Extracted data entries
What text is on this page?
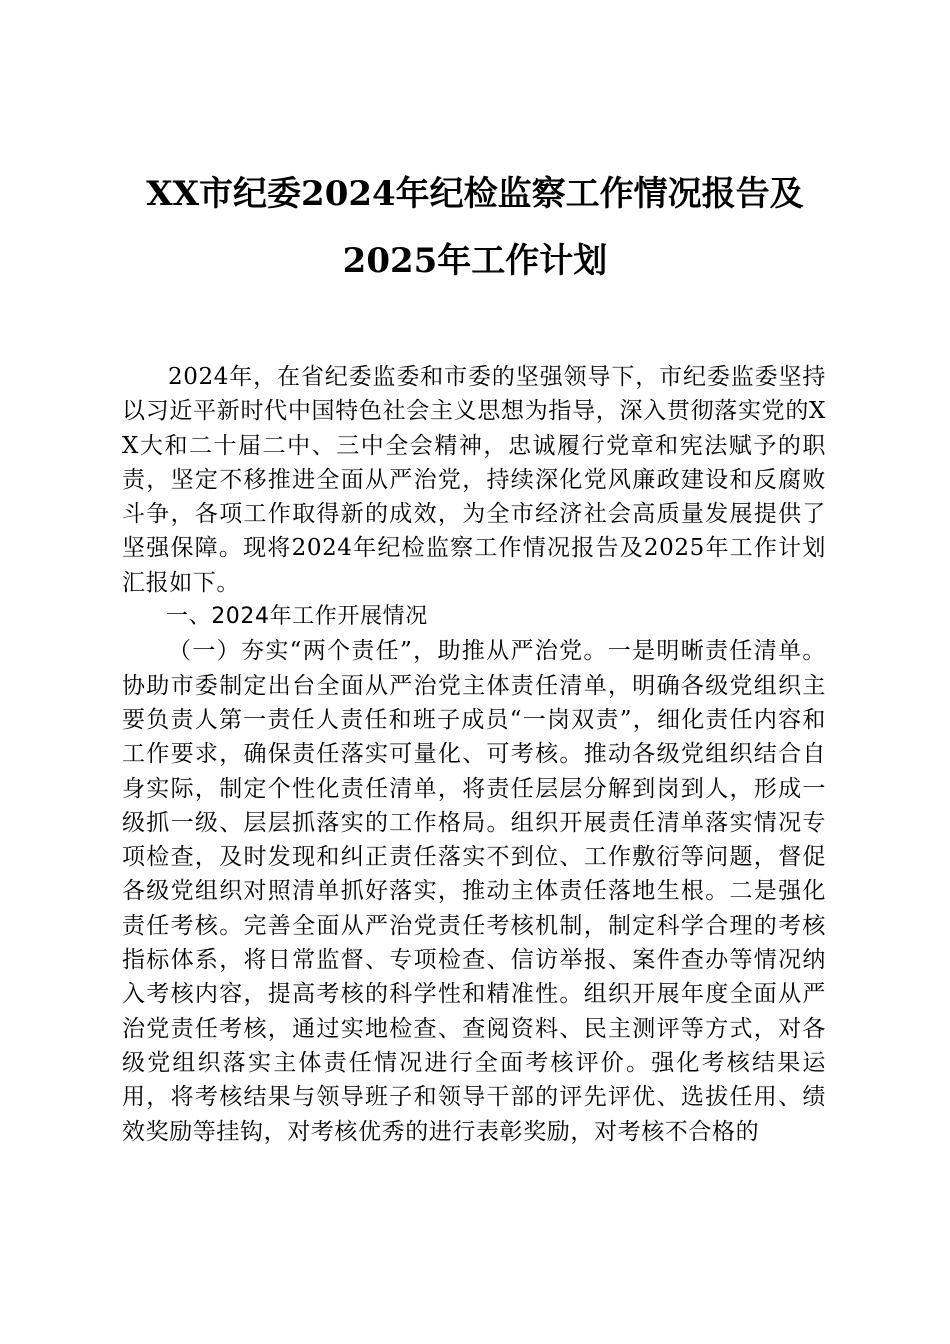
XX市纪委2024年纪检监察工作情况报告及
2025年工作计划

2024年，在省纪委监委和市委的坚强领导下，市纪委监委坚持以习近平新时代中国特色社会主义思想为指导，深入贯彻落实党的XX大和二十届二中、三中全会精神，忠诚履行党章和宪法赋予的职责，坚定不移推进全面从严治党，持续深化党风廉政建设和反腐败斗争，各项工作取得新的成效，为全市经济社会高质量发展提供了坚强保障。现将2024年纪检监察工作情况报告及2025年工作计划汇报如下。

一、2024年工作开展情况

（一）夯实“两个责任”，助推从严治党。一是明晰责任清单。协助市委制定出台全面从严治党主体责任清单，明确各级党组织主要负责人第一责任人责任和班子成员“一岗双责”，细化责任内容和工作要求，确保责任落实可量化、可考核。推动各级党组织结合自身实际，制定个性化责任清单，将责任层层分解到岗到人，形成一级抓一级、层层抓落实的工作格局。组织开展责任清单落实情况专项检查，及时发现和纠正责任落实不到位、工作敷衍等问题，督促各级党组织对照清单抓好落实，推动主体责任落地生根。二是强化责任考核。完善全面从严治党责任考核机制，制定科学合理的考核指标体系，将日常监督、专项检查、信访举报、案件查办等情况纳入考核内容，提高考核的科学性和精准性。组织开展年度全面从严治党责任考核，通过实地检查、查阅资料、民主测评等方式，对各级党组织落实主体责任情况进行全面考核评价。强化考核结果运用，将考核结果与领导班子和领导干部的评先评优、选拔任用、绩效奖励等挂钩，对考核优秀的进行表彰奖励，对考核不合格的
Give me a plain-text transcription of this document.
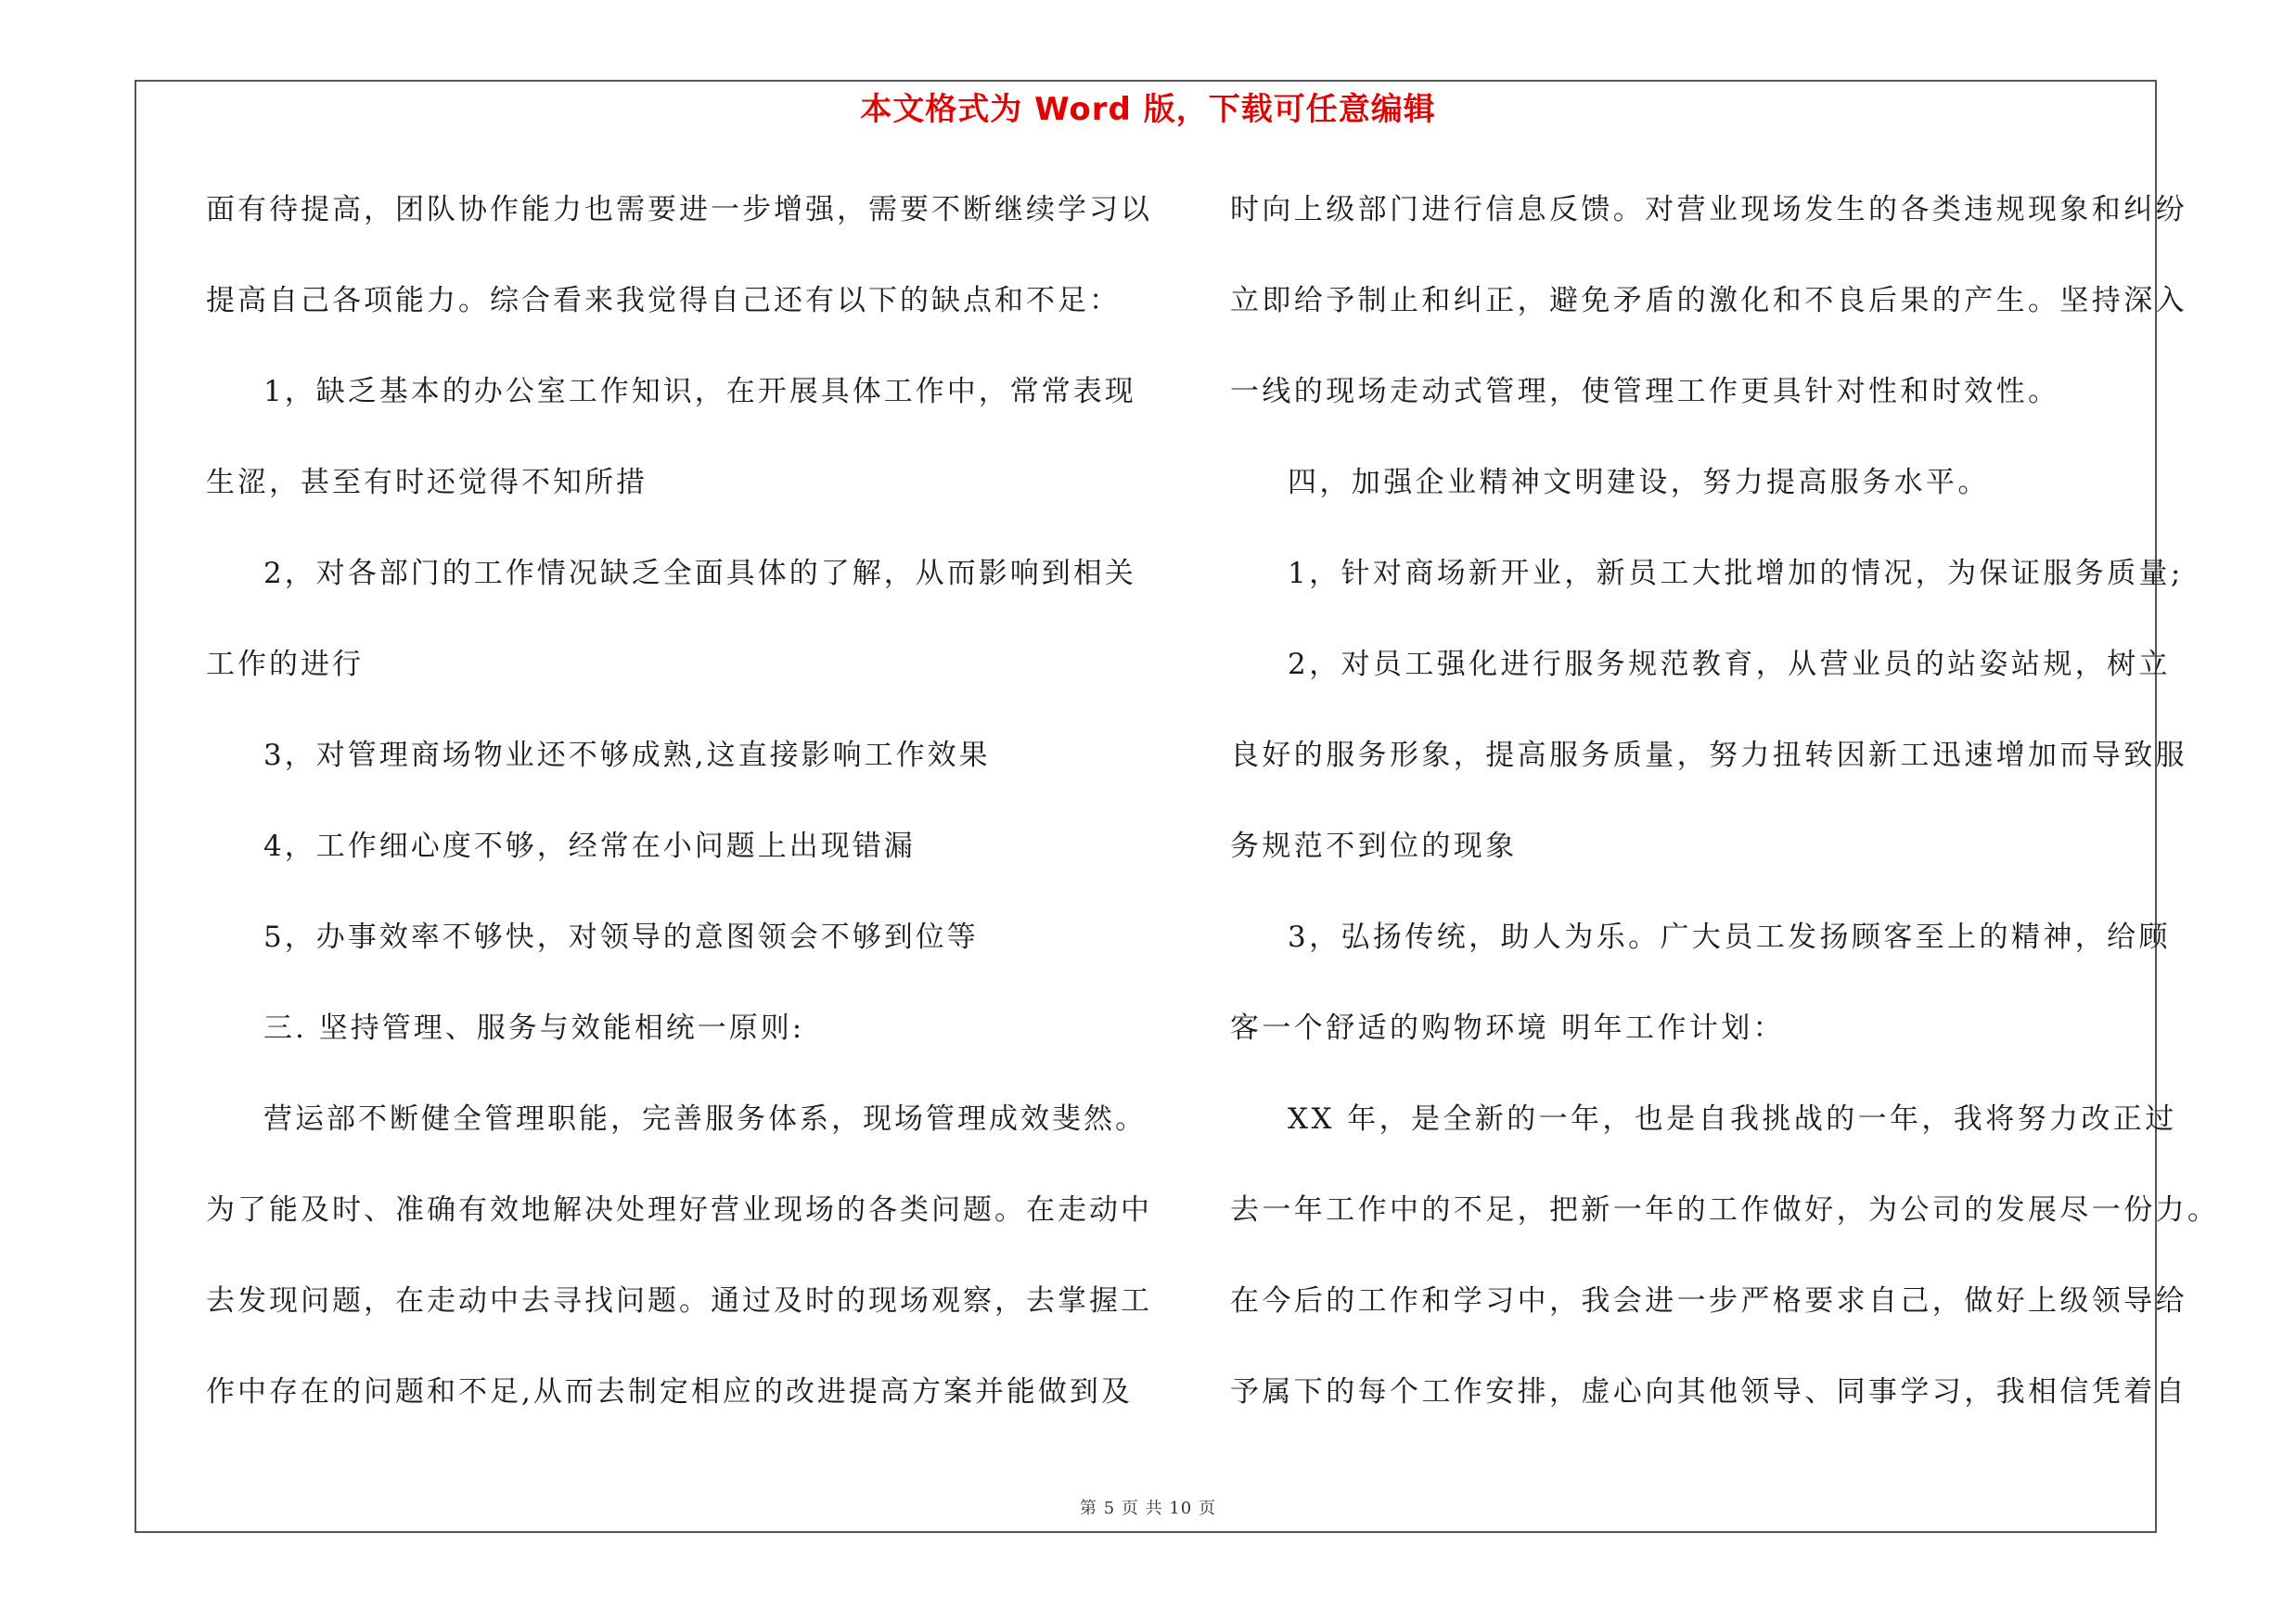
本文格式为 Word 版，下载可任意编辑
面有待提高，团队协作能力也需要进一步增强，需要不断继续学习以
提高自己各项能力。综合看来我觉得自己还有以下的缺点和不足：
1，缺乏基本的办公室工作知识，在开展具体工作中，常常表现
生涩，甚至有时还觉得不知所措
2，对各部门的工作情况缺乏全面具体的了解，从而影响到相关
工作的进行
3，对管理商场物业还不够成熟,这直接影响工作效果
4，工作细心度不够，经常在小问题上出现错漏
5，办事效率不够快，对领导的意图领会不够到位等
三. 坚持管理、服务与效能相统一原则:
营运部不断健全管理职能，完善服务体系，现场管理成效斐然。
为了能及时、准确有效地解决处理好营业现场的各类问题。在走动中
去发现问题，在走动中去寻找问题。通过及时的现场观察，去掌握工
作中存在的问题和不足,从而去制定相应的改进提高方案并能做到及
时向上级部门进行信息反馈。对营业现场发生的各类违规现象和纠纷
立即给予制止和纠正，避免矛盾的激化和不良后果的产生。坚持深入
一线的现场走动式管理，使管理工作更具针对性和时效性。
四，加强企业精神文明建设，努力提高服务水平。
1，针对商场新开业，新员工大批增加的情况，为保证服务质量;
2，对员工强化进行服务规范教育，从营业员的站姿站规，树立
良好的服务形象，提高服务质量，努力扭转因新工迅速增加而导致服
务规范不到位的现象
3，弘扬传统，助人为乐。广大员工发扬顾客至上的精神，给顾
客一个舒适的购物环境 明年工作计划：
XX 年，是全新的一年，也是自我挑战的一年，我将努力改正过
去一年工作中的不足，把新一年的工作做好，为公司的发展尽一份力。
在今后的工作和学习中，我会进一步严格要求自己，做好上级领导给
予属下的每个工作安排，虚心向其他领导、同事学习，我相信凭着自
第 5 页 共 10 页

> Required task: Which lines include "this"? Copy each of them out.

> Written solution:
What text is on this page?
Give me a plain-text transcription of this document.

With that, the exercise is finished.